Excerpts from a transcription dataset

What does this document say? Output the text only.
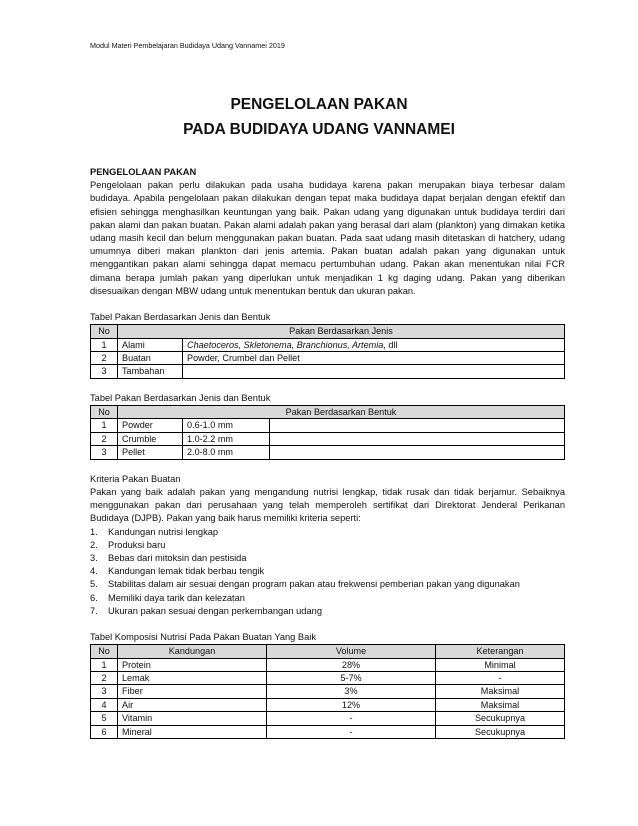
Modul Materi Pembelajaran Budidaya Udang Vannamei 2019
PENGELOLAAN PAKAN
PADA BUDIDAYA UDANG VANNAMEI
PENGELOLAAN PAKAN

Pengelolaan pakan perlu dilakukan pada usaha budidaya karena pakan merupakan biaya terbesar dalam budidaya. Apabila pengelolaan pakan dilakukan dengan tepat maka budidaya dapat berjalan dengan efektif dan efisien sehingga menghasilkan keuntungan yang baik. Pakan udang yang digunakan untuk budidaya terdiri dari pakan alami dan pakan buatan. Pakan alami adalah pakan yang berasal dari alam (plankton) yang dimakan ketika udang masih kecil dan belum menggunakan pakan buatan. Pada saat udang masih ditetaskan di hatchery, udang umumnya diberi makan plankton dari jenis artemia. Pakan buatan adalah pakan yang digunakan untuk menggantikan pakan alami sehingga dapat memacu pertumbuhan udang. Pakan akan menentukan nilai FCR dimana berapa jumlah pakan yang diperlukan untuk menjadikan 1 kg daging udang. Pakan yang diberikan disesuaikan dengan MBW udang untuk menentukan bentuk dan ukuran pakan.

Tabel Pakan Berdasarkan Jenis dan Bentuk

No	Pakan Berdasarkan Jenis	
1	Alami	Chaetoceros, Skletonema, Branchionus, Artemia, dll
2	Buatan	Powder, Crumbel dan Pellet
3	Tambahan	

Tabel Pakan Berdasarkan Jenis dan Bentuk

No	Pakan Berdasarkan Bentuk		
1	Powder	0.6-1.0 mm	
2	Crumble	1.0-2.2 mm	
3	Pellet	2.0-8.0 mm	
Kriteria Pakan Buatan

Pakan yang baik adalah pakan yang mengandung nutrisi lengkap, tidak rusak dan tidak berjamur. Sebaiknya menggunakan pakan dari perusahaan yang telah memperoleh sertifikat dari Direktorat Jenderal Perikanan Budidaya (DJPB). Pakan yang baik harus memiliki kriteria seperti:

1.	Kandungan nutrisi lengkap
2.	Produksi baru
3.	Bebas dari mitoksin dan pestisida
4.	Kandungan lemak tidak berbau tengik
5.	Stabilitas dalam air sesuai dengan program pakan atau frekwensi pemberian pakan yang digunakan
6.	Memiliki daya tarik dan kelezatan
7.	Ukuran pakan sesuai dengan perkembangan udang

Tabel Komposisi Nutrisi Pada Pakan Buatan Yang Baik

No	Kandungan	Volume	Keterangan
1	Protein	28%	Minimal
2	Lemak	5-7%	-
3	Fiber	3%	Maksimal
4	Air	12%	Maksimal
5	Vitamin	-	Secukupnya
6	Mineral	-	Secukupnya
==
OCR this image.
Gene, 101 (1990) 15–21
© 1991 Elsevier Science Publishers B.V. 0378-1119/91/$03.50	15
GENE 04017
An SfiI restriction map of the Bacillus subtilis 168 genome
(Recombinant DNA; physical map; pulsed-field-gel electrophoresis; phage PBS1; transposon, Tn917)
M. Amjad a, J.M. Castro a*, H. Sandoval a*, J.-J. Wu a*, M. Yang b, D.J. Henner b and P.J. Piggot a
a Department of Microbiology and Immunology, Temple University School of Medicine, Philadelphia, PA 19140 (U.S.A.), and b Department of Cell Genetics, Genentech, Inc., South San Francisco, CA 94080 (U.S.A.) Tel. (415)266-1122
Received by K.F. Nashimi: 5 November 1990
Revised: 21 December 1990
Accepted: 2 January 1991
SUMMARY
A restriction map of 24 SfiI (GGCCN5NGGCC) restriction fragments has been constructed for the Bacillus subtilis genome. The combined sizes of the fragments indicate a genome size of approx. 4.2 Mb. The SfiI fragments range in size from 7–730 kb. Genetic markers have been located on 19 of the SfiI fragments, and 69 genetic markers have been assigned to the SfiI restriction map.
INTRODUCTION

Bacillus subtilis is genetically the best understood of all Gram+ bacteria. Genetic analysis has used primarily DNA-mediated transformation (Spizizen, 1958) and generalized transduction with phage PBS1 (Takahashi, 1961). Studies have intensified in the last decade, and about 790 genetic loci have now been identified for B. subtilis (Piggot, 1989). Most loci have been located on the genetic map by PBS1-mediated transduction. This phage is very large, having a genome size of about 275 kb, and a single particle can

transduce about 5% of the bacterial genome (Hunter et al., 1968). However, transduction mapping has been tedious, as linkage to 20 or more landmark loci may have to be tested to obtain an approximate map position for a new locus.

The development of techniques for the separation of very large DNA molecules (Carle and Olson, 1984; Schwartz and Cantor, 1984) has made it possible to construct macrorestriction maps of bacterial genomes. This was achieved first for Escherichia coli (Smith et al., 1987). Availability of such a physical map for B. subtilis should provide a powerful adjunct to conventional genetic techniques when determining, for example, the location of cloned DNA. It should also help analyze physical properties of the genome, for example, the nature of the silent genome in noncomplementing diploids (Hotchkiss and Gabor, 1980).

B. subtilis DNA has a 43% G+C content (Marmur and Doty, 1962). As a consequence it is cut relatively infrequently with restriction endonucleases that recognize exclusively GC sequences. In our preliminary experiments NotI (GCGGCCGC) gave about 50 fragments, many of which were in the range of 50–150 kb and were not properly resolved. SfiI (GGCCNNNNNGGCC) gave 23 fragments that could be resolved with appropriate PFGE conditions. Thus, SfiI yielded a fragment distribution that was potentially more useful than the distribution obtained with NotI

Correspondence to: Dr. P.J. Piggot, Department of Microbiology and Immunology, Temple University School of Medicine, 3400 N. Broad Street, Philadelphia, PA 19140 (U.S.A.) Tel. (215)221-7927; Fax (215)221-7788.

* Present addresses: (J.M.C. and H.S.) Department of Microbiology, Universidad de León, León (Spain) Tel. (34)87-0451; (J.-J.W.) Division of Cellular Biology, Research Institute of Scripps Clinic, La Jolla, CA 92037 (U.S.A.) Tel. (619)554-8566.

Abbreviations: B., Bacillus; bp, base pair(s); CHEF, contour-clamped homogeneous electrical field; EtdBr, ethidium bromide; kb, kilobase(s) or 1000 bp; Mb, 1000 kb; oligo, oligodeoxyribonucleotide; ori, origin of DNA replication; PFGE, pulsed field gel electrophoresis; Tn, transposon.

*TRY IT:*
If a line of the entries contains "Medicine", it counts; give the total of such lines and nothing more.

*EXERCISE RESULT:*
2